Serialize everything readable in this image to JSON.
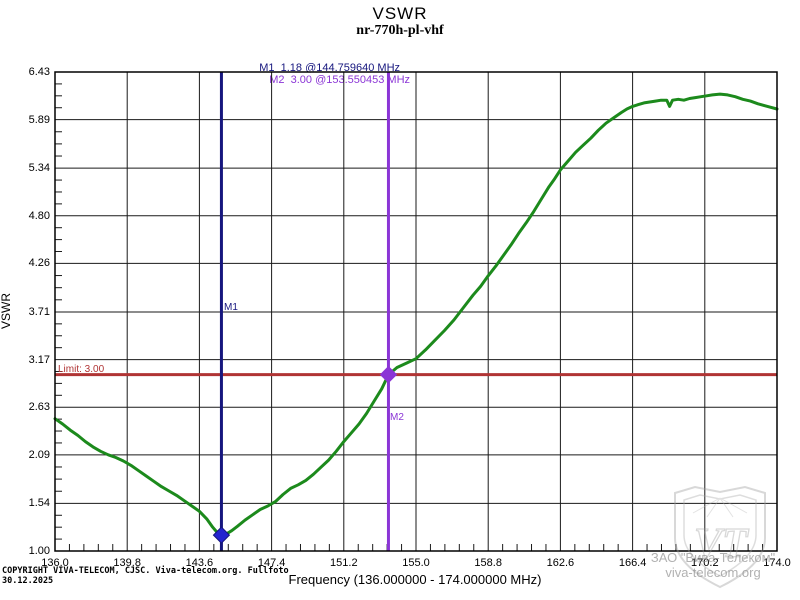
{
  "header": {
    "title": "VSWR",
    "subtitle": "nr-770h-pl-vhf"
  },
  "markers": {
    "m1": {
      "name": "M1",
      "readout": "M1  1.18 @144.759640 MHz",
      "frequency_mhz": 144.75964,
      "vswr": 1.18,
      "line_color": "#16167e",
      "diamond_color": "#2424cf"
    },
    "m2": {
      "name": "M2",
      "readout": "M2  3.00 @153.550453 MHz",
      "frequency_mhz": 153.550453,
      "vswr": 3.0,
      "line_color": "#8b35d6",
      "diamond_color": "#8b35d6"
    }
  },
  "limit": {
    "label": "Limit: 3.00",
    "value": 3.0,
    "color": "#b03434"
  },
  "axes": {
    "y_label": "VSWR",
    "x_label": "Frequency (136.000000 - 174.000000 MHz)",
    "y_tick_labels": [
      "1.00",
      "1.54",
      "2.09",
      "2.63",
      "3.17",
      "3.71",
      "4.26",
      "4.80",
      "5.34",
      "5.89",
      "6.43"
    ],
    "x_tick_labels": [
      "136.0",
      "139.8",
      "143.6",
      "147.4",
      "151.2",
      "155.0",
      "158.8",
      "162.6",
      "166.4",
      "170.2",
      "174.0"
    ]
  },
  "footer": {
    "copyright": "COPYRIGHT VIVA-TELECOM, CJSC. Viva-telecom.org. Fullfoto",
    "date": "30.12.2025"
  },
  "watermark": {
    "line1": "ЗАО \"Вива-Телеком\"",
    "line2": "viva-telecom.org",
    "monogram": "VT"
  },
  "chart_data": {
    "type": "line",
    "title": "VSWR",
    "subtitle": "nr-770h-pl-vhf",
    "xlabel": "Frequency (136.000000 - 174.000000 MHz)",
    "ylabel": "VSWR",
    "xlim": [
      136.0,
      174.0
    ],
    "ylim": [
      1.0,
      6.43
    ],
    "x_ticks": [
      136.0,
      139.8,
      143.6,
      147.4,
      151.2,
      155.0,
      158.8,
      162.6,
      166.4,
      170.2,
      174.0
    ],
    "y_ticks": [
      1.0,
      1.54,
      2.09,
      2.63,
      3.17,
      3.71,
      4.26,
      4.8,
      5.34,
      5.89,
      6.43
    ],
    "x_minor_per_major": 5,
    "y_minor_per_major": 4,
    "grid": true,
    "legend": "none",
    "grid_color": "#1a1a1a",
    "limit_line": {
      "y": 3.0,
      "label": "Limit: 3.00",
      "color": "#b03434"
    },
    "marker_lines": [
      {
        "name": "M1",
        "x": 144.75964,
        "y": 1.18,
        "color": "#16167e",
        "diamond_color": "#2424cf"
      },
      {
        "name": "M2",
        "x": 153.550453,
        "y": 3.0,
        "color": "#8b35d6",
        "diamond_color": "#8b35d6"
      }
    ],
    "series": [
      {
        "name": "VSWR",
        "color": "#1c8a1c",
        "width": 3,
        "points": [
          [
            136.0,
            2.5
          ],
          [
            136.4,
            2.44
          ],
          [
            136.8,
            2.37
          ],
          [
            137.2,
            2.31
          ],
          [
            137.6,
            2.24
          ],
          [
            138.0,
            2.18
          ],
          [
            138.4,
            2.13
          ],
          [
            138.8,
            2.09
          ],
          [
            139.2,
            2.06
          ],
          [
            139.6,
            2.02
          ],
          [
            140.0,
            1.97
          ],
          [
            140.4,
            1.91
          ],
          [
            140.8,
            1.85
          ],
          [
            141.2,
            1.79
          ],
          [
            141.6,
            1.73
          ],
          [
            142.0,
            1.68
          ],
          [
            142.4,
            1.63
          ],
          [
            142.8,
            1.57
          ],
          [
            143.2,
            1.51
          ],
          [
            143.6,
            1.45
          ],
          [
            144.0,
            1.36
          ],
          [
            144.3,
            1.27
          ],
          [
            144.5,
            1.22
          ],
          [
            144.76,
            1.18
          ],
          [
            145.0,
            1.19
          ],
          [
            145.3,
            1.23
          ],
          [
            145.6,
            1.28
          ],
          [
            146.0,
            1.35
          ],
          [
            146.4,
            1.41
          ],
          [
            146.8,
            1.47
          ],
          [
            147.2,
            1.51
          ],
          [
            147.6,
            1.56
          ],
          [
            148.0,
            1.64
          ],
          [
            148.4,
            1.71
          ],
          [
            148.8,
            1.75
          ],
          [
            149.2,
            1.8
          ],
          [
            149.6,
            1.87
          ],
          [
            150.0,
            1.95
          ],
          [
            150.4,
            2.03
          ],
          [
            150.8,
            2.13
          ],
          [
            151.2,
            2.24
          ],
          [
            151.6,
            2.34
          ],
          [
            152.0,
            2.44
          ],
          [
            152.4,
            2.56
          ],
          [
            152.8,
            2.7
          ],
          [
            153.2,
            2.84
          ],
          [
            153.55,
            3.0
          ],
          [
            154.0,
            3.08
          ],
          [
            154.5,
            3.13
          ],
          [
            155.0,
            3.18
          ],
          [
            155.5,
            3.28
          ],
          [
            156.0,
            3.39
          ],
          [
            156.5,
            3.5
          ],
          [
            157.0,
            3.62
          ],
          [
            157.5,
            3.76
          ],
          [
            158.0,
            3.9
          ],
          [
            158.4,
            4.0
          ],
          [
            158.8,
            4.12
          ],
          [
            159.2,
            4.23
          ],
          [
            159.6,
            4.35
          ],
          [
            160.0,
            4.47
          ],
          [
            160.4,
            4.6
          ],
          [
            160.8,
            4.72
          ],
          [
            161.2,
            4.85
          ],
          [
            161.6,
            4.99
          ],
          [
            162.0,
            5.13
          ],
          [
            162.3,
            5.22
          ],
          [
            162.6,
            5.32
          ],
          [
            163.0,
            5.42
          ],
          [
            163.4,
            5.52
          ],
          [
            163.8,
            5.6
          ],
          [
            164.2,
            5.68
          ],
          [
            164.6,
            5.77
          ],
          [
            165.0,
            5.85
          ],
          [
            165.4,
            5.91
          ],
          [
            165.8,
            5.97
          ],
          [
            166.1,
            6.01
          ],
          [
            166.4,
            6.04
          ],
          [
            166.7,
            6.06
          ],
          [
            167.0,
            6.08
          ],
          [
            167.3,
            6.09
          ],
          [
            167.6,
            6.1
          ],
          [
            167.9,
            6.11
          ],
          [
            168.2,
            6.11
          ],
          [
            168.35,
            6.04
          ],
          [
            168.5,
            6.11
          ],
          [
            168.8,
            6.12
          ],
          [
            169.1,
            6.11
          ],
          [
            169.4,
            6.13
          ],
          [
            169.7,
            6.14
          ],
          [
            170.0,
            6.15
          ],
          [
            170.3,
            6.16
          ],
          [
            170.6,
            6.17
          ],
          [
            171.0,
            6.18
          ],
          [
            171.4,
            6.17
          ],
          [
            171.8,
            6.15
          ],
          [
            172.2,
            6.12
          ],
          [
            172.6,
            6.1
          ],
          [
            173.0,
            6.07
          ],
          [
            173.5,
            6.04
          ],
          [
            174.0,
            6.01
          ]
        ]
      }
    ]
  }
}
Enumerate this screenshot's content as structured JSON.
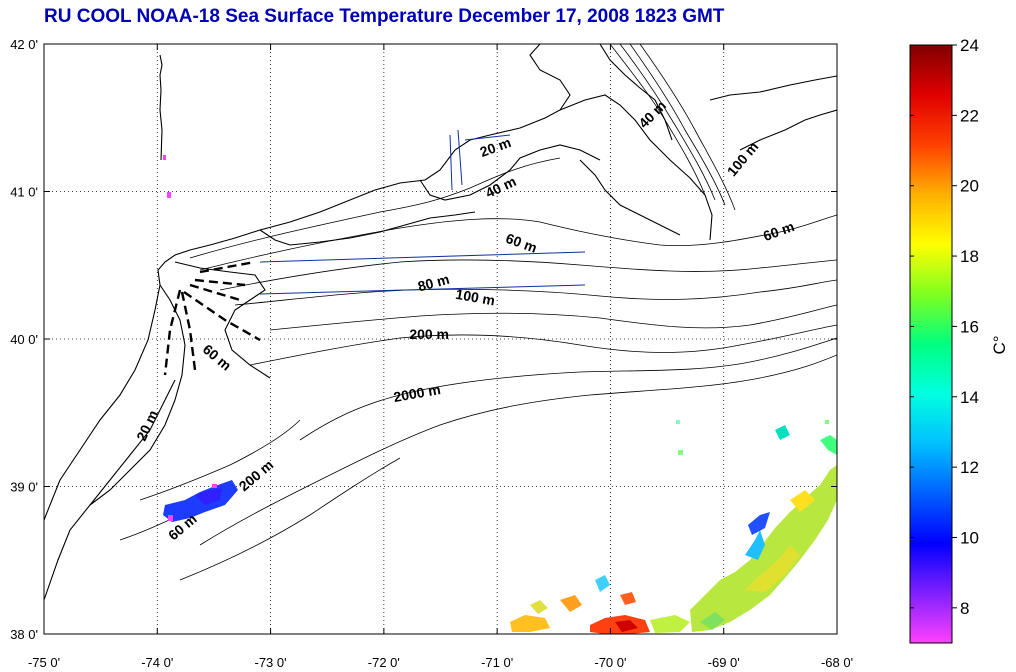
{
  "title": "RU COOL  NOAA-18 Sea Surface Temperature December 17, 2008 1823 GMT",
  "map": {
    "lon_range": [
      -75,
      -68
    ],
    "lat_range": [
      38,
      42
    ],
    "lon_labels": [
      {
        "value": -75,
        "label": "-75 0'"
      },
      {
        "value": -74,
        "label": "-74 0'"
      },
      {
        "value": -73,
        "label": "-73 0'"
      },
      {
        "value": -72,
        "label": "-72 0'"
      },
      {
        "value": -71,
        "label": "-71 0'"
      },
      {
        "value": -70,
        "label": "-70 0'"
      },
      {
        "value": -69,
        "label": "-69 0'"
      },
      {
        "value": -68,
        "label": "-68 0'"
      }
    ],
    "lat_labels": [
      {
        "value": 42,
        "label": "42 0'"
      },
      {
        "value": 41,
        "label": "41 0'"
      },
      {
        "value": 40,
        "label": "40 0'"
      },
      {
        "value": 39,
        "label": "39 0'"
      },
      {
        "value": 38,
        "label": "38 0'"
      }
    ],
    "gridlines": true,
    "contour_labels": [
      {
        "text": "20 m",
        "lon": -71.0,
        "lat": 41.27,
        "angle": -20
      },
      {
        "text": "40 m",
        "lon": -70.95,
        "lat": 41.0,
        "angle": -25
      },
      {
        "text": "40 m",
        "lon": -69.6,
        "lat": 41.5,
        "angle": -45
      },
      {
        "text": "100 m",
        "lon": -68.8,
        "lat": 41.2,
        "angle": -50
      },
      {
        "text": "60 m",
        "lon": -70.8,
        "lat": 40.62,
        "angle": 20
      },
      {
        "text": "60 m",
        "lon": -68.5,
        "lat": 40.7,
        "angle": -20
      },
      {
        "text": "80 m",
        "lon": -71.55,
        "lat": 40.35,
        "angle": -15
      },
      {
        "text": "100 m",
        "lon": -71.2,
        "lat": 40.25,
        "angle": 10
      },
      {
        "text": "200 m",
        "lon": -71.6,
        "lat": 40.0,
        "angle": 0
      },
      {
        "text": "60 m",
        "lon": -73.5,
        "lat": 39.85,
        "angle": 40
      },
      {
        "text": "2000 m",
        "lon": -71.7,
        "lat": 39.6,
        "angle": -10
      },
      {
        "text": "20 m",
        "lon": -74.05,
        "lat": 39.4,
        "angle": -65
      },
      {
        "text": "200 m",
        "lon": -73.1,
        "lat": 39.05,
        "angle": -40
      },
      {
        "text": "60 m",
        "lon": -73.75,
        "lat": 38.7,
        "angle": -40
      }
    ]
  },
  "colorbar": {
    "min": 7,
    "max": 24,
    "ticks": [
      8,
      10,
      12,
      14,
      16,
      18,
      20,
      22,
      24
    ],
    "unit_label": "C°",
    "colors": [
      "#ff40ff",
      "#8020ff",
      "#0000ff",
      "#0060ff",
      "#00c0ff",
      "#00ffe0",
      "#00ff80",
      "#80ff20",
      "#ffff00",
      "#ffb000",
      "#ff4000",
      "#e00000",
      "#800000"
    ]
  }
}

=-=-=

Find all the lines containing "name" in the material, then copy them.

      "name": "M1",
      "name": "M2",
        "name": "M1",
        "name": "M2",
        "name": "VSWR",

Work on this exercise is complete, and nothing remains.